Take from the listing each line that has the string "Questo".
═══ Data for the task
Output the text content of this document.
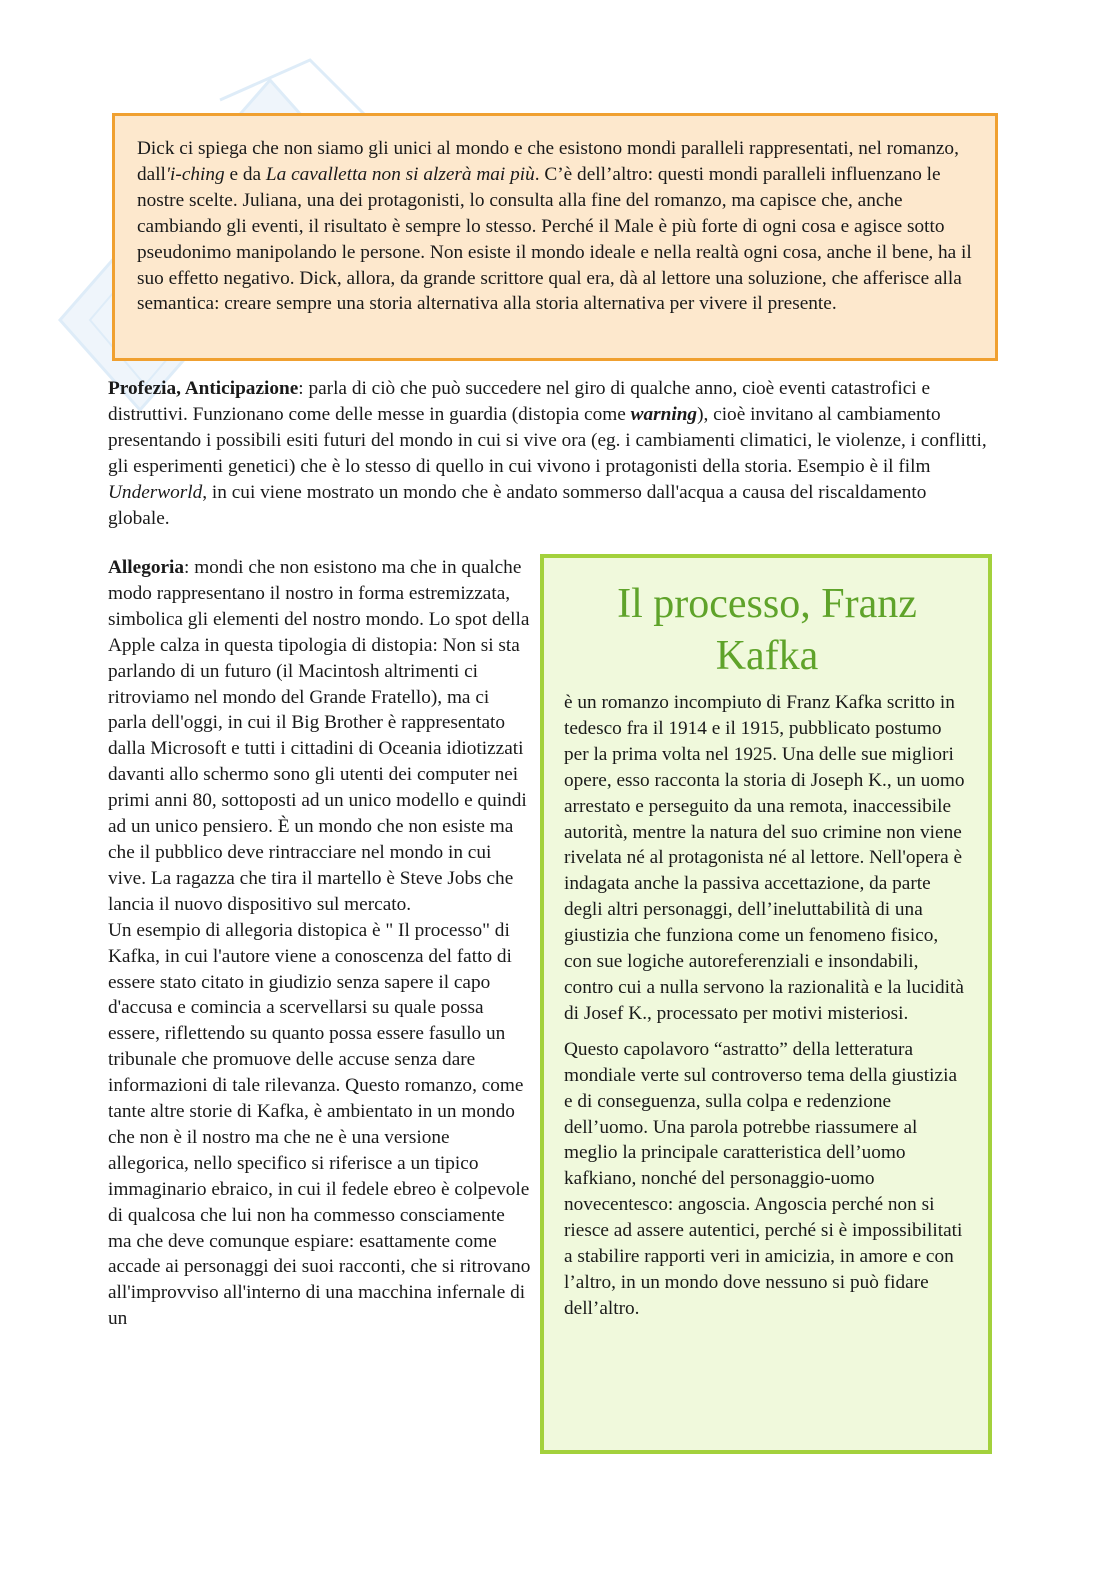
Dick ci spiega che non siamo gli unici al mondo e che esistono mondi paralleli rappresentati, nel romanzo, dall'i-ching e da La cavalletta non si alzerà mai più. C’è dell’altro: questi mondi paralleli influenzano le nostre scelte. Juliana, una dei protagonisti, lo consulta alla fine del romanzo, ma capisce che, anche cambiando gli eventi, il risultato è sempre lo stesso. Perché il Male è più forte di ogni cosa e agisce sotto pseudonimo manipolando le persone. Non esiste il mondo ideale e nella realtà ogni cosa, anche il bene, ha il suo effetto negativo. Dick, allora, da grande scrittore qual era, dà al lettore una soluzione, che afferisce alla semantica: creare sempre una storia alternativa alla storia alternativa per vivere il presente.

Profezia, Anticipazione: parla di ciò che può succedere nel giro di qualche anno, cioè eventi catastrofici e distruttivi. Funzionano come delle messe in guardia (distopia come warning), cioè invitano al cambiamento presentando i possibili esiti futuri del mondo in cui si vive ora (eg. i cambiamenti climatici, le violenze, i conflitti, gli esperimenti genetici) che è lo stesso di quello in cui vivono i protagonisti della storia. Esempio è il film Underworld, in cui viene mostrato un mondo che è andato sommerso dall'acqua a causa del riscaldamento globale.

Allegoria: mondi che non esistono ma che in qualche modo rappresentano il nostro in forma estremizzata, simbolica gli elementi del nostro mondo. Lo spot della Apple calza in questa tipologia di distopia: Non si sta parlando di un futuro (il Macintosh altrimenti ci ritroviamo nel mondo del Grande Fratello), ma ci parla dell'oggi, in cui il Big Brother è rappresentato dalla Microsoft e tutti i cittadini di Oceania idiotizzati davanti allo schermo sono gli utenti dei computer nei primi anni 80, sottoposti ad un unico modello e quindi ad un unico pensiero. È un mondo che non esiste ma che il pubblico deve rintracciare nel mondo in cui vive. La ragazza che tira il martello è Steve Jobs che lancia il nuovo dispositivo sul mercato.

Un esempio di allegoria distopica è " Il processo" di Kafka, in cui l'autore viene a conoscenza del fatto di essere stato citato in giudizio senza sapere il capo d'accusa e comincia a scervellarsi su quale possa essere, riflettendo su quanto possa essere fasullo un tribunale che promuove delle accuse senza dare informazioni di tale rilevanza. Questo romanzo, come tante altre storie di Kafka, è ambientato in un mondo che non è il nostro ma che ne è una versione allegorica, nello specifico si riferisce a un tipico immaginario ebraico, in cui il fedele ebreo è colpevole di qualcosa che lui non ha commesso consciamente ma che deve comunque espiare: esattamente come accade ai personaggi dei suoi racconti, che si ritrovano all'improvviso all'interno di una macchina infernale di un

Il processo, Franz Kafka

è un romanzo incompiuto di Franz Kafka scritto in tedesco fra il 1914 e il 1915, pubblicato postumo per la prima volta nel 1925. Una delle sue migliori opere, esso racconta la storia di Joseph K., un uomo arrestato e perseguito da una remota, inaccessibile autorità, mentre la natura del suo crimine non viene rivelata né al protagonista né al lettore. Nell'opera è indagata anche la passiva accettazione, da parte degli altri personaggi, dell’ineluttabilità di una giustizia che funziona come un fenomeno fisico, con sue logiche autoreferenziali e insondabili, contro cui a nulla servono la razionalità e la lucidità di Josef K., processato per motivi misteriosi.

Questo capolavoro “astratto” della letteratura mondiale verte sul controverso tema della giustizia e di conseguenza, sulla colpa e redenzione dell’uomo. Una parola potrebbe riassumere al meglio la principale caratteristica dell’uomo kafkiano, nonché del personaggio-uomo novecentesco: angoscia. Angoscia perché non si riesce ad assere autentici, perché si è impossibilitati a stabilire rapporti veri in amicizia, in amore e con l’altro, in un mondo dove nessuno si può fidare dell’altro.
══════
═══ Data for the task
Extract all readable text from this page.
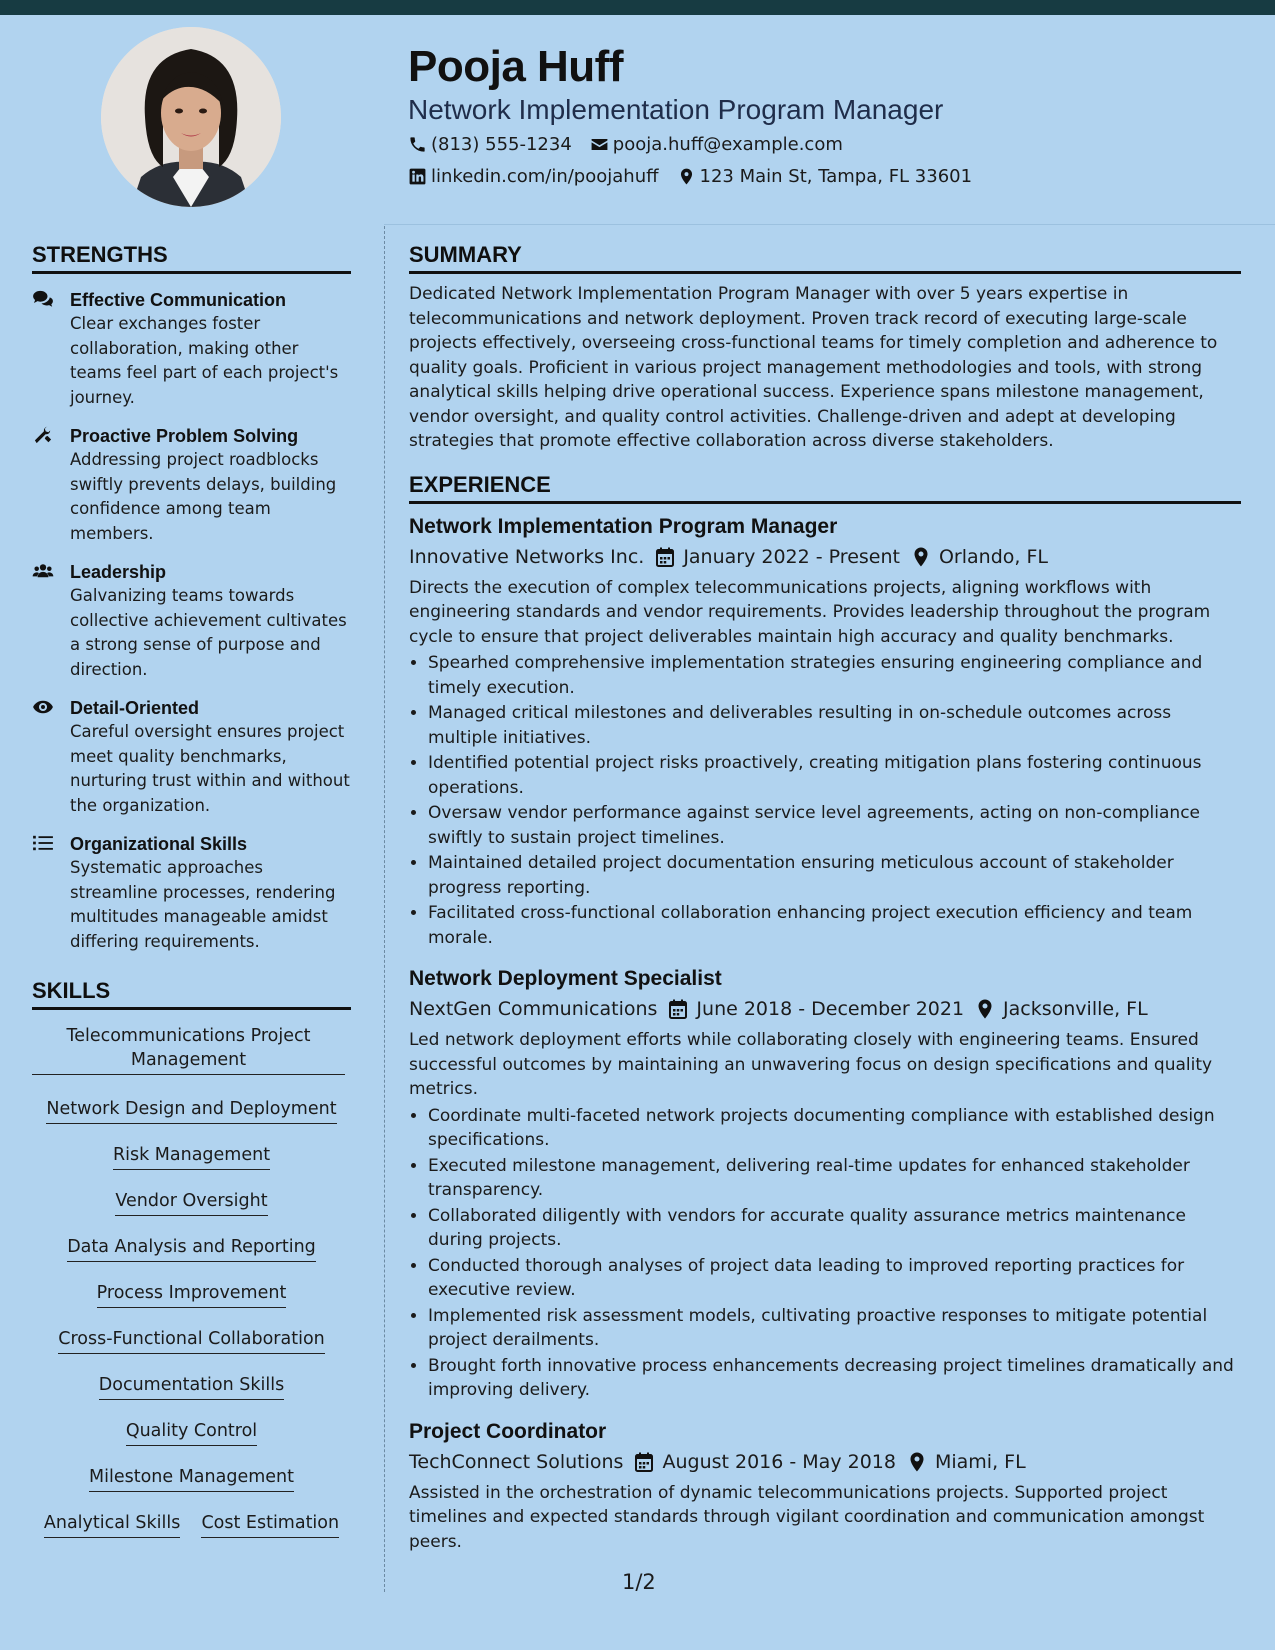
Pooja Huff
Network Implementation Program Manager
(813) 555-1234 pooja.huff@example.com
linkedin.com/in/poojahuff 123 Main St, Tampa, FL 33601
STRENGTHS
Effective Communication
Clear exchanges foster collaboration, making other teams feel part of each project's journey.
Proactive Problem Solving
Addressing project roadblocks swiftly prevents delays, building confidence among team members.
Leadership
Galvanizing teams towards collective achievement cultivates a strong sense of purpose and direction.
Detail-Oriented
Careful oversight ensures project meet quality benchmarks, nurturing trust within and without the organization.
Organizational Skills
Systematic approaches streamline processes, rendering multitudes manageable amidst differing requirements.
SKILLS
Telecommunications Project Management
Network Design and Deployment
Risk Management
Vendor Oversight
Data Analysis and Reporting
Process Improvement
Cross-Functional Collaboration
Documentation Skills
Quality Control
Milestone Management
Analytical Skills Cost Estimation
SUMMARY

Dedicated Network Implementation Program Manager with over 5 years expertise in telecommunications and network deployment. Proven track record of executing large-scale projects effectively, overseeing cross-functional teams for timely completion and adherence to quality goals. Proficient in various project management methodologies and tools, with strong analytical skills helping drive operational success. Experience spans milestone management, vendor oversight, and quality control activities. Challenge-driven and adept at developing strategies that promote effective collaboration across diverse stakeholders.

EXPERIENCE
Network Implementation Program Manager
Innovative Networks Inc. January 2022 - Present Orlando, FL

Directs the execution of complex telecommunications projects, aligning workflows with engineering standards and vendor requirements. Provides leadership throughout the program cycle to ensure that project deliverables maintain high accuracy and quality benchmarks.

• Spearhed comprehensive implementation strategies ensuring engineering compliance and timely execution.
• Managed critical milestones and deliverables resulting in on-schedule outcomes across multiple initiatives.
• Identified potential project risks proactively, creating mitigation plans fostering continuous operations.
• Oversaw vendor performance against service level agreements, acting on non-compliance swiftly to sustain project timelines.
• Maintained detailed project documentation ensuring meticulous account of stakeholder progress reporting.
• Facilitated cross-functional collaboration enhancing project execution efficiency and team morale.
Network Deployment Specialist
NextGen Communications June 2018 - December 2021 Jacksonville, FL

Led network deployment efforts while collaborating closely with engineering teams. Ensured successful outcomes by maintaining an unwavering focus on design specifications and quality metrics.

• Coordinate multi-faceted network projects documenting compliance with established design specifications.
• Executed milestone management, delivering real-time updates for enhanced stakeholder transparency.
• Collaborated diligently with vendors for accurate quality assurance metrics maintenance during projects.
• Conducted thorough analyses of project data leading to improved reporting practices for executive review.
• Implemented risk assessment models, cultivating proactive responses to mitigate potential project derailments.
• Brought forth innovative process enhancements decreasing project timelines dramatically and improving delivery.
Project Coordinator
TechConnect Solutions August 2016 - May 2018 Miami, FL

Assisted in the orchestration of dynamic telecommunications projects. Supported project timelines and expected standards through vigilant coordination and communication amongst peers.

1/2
══════
**Result of the exercise**.
Un esempio di allegoria distopica è " Il processo" di Kafka, in cui l'autore viene a conoscenza del fatto di essere stato citato in giudizio senza sapere il capo d'accusa e comincia a scervellarsi su quale possa essere, riflettendo su quanto possa essere fasullo un tribunale che promuove delle accuse senza dare informazioni di tale rilevanza. Questo romanzo, come tante altre storie di Kafka, è ambientato in un mondo che non è il nostro ma che ne è una versione allegorica, nello specifico si riferisce a un tipico immaginario ebraico, in cui il fedele ebreo è colpevole di qualcosa che lui non ha commesso consciamente ma che deve comunque espiare: esattamente come accade ai personaggi dei suoi racconti, che si ritrovano all'improvviso all'interno di una macchina infernale di un
Questo capolavoro “astratto” della letteratura mondiale verte sul controverso tema della giustizia e di conseguenza, sulla colpa e redenzione dell’uomo. Una parola potrebbe riassumere al meglio la principale caratteristica dell’uomo kafkiano, nonché del personaggio-uomo novecentesco: angoscia. Angoscia perché non si riesce ad assere autentici, perché si è impossibilitati a stabilire rapporti veri in amicizia, in amore e con l’altro, in un mondo dove nessuno si può fidare dell’altro.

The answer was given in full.